▶ Petunjuk Tugas
**A.** Dalam kutipan tentang aliran behavioralisme, belakangan teori kaum behavioristik lebih dikenal dengan nama apa?
**B.** Lanjutkan kutipan tentang aliran behavioralisme mulai dari titik kutipan itu berhenti.

Sumber : Rochman, Kholil Lur.2010. Kesehatan Mental. Yogyakarta : Fajar Media Press,  
                 Purwokerto: STAIN PRESS




Aliran Behavioralisme
Behavioristik lahir sebagai reaksi terhadap introspeksionisme (yang menganalisis jiwa manusia berdasarkan laporan-laporan subjektif) dan juga psikoanalisis yang berbicara tentang alam bawah sadar yang tidak tampak).
Behavioristik ingin menganalisis hanya perilaku yang Nampak saja, yang dapat diukur,dilukiskan dan diramalkan. Belakangan, teori kaum behavioristik lebih dikenal dengan nama teori belajar, karena menurut mereka seluruh perilaku manusia, kecuali insting adalah hasil belajar. Behavioristik tidak mempersoalkan apakah manusia baik atau jelek, rasional atau emosional; kaum behavioristik hanya ingin mengetahui bagaimana perilakunya dikendalikan oleh factor-faktor lingkungan. Dari sinilah timbul konsep “manusia mesin” (homo mechanicus”). Behavioristik sangat banyak menentukan perkembangan psikologi, terutama dalam hal eksperimen-eksperimen. Kajian-kajian psikologi seringkali hanya mencerminkan pendekatan ini (Calvin Hall, 1993:45).
Pemikiran behavioristik sebenarnya sudah dikenal sejak Aristoteles yang berpendapat bahwa, pada waktu lahir jiwa manusia tidak memiliki apa-apa sama seperti meja lilin (tabula rasa) yang siap dilukis oleh pengalaman.
Kemudian John Locke meminjam konsep ini, yang dikenal sebagai sebagai kaum empirisme. Menurut mereka, pada waktu lahir, manusia todak mempunyai warna men tal. Warna ini didapat dari pengalaman. Pengalaman adalah jalan satu-satunya kearah penguasaan pengetahuan. Secara psikologis, ini berarti bahwa seluruh perilaku manusia, kepribadian dan tempramen ditentukan oleh pengalaman indrawi. Pikiran dan perasaan bukan penyebab perilaku manusia, tetapi disebabkan oleh perilaku masa lalu. Salah satu kesulitan empirisme dalam menjelaskan gejala psikologi timbul ketika orang membicarakan apa yang mendorong manusia berperilaku tertentu. Hedomisme, salah satu paham filsafat etika memandang manusia sebagai mahluk yang bergerak untuk memenuhi kepentingan dirinya, mencari kesenangan dan menghindari penderitaan. Utilitarianisme mencoba mengkaji seluruh perilaku manusia pada prinsip ganjaran dan hukuman. Bila empirisme digabung dengan utilitarianisme dan hedonism, maka akan kita temukan behavioristik (Sumadi, 2003: 34).

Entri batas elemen
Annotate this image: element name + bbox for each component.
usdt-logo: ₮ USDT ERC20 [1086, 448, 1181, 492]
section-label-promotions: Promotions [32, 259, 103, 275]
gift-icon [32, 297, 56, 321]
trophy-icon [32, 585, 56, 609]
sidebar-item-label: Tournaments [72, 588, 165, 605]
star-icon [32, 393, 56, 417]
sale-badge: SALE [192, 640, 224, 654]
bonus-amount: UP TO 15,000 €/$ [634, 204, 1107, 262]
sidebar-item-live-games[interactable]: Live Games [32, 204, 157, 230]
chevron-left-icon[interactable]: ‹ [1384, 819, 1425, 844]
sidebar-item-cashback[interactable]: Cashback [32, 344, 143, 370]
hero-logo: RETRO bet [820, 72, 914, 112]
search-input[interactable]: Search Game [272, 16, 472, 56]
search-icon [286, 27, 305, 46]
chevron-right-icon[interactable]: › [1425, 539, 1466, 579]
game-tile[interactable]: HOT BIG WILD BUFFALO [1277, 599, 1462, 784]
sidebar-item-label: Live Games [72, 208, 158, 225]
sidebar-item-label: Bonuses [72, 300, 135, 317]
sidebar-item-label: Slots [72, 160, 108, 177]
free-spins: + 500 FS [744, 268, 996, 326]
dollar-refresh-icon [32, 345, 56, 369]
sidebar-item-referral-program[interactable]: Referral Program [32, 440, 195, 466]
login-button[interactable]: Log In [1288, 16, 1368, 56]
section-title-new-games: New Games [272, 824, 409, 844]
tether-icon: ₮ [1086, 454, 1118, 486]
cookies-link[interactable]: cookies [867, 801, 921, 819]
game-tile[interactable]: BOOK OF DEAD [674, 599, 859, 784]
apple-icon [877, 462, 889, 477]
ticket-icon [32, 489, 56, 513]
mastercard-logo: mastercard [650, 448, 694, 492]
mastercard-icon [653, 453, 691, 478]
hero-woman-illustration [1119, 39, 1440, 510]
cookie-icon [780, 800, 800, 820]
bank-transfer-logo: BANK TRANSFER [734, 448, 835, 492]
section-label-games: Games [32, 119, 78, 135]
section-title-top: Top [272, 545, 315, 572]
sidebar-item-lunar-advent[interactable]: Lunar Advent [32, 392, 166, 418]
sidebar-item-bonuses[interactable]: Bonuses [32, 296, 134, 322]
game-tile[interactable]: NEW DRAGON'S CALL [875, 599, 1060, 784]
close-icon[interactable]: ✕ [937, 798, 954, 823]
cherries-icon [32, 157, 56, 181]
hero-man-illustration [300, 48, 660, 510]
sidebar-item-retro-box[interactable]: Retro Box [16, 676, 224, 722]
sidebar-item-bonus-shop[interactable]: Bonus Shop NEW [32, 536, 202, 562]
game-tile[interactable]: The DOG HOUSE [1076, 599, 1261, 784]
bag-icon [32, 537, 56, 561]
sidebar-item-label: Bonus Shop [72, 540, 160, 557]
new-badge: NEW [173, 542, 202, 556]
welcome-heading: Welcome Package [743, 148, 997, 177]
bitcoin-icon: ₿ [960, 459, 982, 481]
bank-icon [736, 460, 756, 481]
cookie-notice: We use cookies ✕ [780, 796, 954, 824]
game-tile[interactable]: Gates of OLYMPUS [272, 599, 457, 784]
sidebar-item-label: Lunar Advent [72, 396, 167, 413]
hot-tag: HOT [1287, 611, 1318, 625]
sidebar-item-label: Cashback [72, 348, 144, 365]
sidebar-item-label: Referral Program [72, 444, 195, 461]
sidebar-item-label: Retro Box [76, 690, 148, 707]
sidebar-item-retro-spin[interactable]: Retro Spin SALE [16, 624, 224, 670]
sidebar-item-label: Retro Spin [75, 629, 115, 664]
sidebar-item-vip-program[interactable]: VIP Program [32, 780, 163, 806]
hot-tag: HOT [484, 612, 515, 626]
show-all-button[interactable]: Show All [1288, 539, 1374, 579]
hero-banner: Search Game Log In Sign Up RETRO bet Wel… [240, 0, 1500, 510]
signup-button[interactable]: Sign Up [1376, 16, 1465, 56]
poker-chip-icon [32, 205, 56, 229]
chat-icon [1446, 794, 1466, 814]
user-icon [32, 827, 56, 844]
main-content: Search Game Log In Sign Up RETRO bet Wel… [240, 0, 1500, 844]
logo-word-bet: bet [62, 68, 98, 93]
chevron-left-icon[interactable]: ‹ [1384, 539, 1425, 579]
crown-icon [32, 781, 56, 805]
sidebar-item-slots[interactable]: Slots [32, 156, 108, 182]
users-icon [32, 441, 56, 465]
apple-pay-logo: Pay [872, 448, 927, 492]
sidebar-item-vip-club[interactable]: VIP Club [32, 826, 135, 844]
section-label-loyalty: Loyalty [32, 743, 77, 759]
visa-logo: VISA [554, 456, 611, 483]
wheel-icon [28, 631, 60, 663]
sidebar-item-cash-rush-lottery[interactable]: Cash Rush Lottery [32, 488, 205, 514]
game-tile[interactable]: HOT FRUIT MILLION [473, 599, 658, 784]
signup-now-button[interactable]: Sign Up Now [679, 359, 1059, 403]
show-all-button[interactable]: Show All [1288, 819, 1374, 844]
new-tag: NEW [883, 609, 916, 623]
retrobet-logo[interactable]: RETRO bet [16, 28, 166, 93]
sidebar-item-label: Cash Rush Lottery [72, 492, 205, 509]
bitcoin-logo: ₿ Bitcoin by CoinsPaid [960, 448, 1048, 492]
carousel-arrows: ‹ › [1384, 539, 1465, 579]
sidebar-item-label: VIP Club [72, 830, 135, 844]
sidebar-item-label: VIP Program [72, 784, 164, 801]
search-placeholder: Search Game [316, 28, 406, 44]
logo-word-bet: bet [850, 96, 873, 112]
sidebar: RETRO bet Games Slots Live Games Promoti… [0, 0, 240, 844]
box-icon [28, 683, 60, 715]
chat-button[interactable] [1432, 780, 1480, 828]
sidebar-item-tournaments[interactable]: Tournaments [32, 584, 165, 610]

▶ Jawaban Latihan
**A.** Teori belajar.

**B.**
Memang behavioristik tidak bisa menjelaskan tentang motivasi. Motivasi memang terjadi dalam diri individu, sedangkan kaum behavioristik hanya melihat peristiwa-peristiwa yang “kasat mata” dalam arti yang dapat diamati bersifat eksternal. Perasaan dan pikiran tidak menarik perhatian kaum behaviorisme. Beberapa ratus tahun kemudian barulah psikologi kembali memasuki proses kejiwaan internal. Paradigm baru ini kemudian terkenal sebagai psikologi kognitif.
Sumber : Rochman, Kholil Lur.2010. Kesehatan Mental. Yogyakarta : Fajar Media Press,  
                 Purwokerto: STAIN PRESS



Aliran Humanistik
Psikologi humanistic dianggap sebagai revolusi ketiga dalam psikologi. Revolusi pertama dan kedua adalah psikoanalisis dan behavioralisme.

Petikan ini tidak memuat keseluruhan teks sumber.